### Data records

--- begin ---

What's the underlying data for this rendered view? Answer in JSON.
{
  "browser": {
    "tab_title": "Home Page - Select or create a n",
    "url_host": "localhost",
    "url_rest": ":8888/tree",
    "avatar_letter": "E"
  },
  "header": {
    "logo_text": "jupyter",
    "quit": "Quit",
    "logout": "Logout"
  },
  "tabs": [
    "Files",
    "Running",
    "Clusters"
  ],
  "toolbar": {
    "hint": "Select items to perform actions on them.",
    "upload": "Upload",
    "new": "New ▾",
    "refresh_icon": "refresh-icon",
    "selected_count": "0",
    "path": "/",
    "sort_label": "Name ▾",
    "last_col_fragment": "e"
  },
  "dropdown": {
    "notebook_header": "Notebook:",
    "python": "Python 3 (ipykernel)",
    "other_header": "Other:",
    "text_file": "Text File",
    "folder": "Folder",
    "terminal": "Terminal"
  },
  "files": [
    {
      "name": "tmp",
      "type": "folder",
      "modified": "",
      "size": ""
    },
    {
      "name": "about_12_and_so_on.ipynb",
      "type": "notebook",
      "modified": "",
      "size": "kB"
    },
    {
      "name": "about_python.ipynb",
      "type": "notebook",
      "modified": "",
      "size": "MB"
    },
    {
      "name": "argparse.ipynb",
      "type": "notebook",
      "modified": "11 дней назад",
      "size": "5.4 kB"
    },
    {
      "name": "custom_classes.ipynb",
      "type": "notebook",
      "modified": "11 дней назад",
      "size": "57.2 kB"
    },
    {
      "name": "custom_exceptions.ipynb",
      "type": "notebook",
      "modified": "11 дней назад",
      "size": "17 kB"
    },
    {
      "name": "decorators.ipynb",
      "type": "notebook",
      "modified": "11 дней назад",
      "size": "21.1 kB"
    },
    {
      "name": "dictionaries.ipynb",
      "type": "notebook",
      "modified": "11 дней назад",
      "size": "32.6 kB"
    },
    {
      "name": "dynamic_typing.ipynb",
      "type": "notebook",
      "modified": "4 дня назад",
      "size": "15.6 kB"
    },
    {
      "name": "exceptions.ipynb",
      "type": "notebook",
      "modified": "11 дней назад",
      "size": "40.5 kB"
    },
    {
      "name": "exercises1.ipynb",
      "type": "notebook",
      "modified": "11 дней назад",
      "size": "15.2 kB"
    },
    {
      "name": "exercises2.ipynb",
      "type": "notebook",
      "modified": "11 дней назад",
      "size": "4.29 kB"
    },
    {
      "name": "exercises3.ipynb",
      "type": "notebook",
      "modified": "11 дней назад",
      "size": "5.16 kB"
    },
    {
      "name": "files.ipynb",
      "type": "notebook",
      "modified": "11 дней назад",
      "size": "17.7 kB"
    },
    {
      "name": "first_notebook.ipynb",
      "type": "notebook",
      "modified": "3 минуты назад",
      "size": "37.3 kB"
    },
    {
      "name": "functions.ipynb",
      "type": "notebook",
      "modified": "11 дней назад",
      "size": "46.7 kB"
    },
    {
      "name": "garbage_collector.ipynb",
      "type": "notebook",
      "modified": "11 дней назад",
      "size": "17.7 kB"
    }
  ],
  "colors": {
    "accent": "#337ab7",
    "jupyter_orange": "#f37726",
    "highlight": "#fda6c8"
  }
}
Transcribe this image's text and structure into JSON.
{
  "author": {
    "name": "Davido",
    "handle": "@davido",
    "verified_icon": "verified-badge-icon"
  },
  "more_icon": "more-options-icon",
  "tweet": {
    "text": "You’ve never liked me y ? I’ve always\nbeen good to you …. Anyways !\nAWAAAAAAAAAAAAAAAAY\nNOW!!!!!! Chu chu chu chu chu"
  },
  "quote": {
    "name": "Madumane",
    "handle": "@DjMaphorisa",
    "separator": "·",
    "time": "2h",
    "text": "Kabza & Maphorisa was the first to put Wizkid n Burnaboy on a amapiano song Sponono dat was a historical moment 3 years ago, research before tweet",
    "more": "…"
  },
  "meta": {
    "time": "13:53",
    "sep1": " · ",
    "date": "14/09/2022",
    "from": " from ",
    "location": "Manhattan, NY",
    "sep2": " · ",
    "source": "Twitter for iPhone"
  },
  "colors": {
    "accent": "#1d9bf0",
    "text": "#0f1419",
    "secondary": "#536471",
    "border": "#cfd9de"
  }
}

--- end ---

### Required task
Repeat the entries shown above, every one, word for word.

### Answer for the task
What's the underlying data for this rendered view? Answer in JSON.
{
  "browser": {
    "tab_title": "Home Page - Select or create a n",
    "url_host": "localhost",
    "url_rest": ":8888/tree",
    "avatar_letter": "E"
  },
  "header": {
    "logo_text": "jupyter",
    "quit": "Quit",
    "logout": "Logout"
  },
  "tabs": [
    "Files",
    "Running",
    "Clusters"
  ],
  "toolbar": {
    "hint": "Select items to perform actions on them.",
    "upload": "Upload",
    "new": "New ▾",
    "refresh_icon": "refresh-icon",
    "selected_count": "0",
    "path": "/",
    "sort_label": "Name ▾",
    "last_col_fragment": "e"
  },
  "dropdown": {
    "notebook_header": "Notebook:",
    "python": "Python 3 (ipykernel)",
    "other_header": "Other:",
    "text_file": "Text File",
    "folder": "Folder",
    "terminal": "Terminal"
  },
  "files": [
    {
      "name": "tmp",
      "type": "folder",
      "modified": "",
      "size": ""
    },
    {
      "name": "about_12_and_so_on.ipynb",
      "type": "notebook",
      "modified": "",
      "size": "kB"
    },
    {
      "name": "about_python.ipynb",
      "type": "notebook",
      "modified": "",
      "size": "MB"
    },
    {
      "name": "argparse.ipynb",
      "type": "notebook",
      "modified": "11 дней назад",
      "size": "5.4 kB"
    },
    {
      "name": "custom_classes.ipynb",
      "type": "notebook",
      "modified": "11 дней назад",
      "size": "57.2 kB"
    },
    {
      "name": "custom_exceptions.ipynb",
      "type": "notebook",
      "modified": "11 дней назад",
      "size": "17 kB"
    },
    {
      "name": "decorators.ipynb",
      "type": "notebook",
      "modified": "11 дней назад",
      "size": "21.1 kB"
    },
    {
      "name": "dictionaries.ipynb",
      "type": "notebook",
      "modified": "11 дней назад",
      "size": "32.6 kB"
    },
    {
      "name": "dynamic_typing.ipynb",
      "type": "notebook",
      "modified": "4 дня назад",
      "size": "15.6 kB"
    },
    {
      "name": "exceptions.ipynb",
      "type": "notebook",
      "modified": "11 дней назад",
      "size": "40.5 kB"
    },
    {
      "name": "exercises1.ipynb",
      "type": "notebook",
      "modified": "11 дней назад",
      "size": "15.2 kB"
    },
    {
      "name": "exercises2.ipynb",
      "type": "notebook",
      "modified": "11 дней назад",
      "size": "4.29 kB"
    },
    {
      "name": "exercises3.ipynb",
      "type": "notebook",
      "modified": "11 дней назад",
      "size": "5.16 kB"
    },
    {
      "name": "files.ipynb",
      "type": "notebook",
      "modified": "11 дней назад",
      "size": "17.7 kB"
    },
    {
      "name": "first_notebook.ipynb",
      "type": "notebook",
      "modified": "3 минуты назад",
      "size": "37.3 kB"
    },
    {
      "name": "functions.ipynb",
      "type": "notebook",
      "modified": "11 дней назад",
      "size": "46.7 kB"
    },
    {
      "name": "garbage_collector.ipynb",
      "type": "notebook",
      "modified": "11 дней назад",
      "size": "17.7 kB"
    }
  ],
  "colors": {
    "accent": "#337ab7",
    "jupyter_orange": "#f37726",
    "highlight": "#fda6c8"
  }
}
Transcribe this image's text and structure into JSON.
{
  "author": {
    "name": "Davido",
    "handle": "@davido",
    "verified_icon": "verified-badge-icon"
  },
  "more_icon": "more-options-icon",
  "tweet": {
    "text": "You’ve never liked me y ? I’ve always\nbeen good to you …. Anyways !\nAWAAAAAAAAAAAAAAAAY\nNOW!!!!!! Chu chu chu chu chu"
  },
  "quote": {
    "name": "Madumane",
    "handle": "@DjMaphorisa",
    "separator": "·",
    "time": "2h",
    "text": "Kabza & Maphorisa was the first to put Wizkid n Burnaboy on a amapiano song Sponono dat was a historical moment 3 years ago, research before tweet",
    "more": "…"
  },
  "meta": {
    "time": "13:53",
    "sep1": " · ",
    "date": "14/09/2022",
    "from": " from ",
    "location": "Manhattan, NY",
    "sep2": " · ",
    "source": "Twitter for iPhone"
  },
  "colors": {
    "accent": "#1d9bf0",
    "text": "#0f1419",
    "secondary": "#536471",
    "border": "#cfd9de"
  }
}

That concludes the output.